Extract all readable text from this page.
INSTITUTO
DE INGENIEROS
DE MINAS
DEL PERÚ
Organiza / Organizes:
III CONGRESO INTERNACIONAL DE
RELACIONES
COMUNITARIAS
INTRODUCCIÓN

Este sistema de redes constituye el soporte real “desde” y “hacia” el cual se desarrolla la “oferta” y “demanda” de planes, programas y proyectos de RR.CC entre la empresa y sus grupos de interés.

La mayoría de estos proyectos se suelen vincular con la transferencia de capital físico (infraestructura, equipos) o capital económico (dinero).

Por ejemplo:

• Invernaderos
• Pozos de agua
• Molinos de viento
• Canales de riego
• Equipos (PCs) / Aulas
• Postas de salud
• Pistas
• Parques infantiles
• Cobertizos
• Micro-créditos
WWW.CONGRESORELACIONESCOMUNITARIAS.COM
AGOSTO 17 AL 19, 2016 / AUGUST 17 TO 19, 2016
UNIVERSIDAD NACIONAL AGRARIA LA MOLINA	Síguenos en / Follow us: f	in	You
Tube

* * * *

Reproduce each line of the entries in which the word "proyectos" is found.

**PROBLEM SOLUTION**
Este sistema de redes constituye el soporte real “desde” y “hacia” el cual se desarrolla la “oferta” y “demanda” de planes, programas y proyectos de RR.CC entre la empresa y sus grupos de interés.
La mayoría de estos proyectos se suelen vincular con la transferencia de capital físico (infraestructura, equipos) o capital económico (dinero).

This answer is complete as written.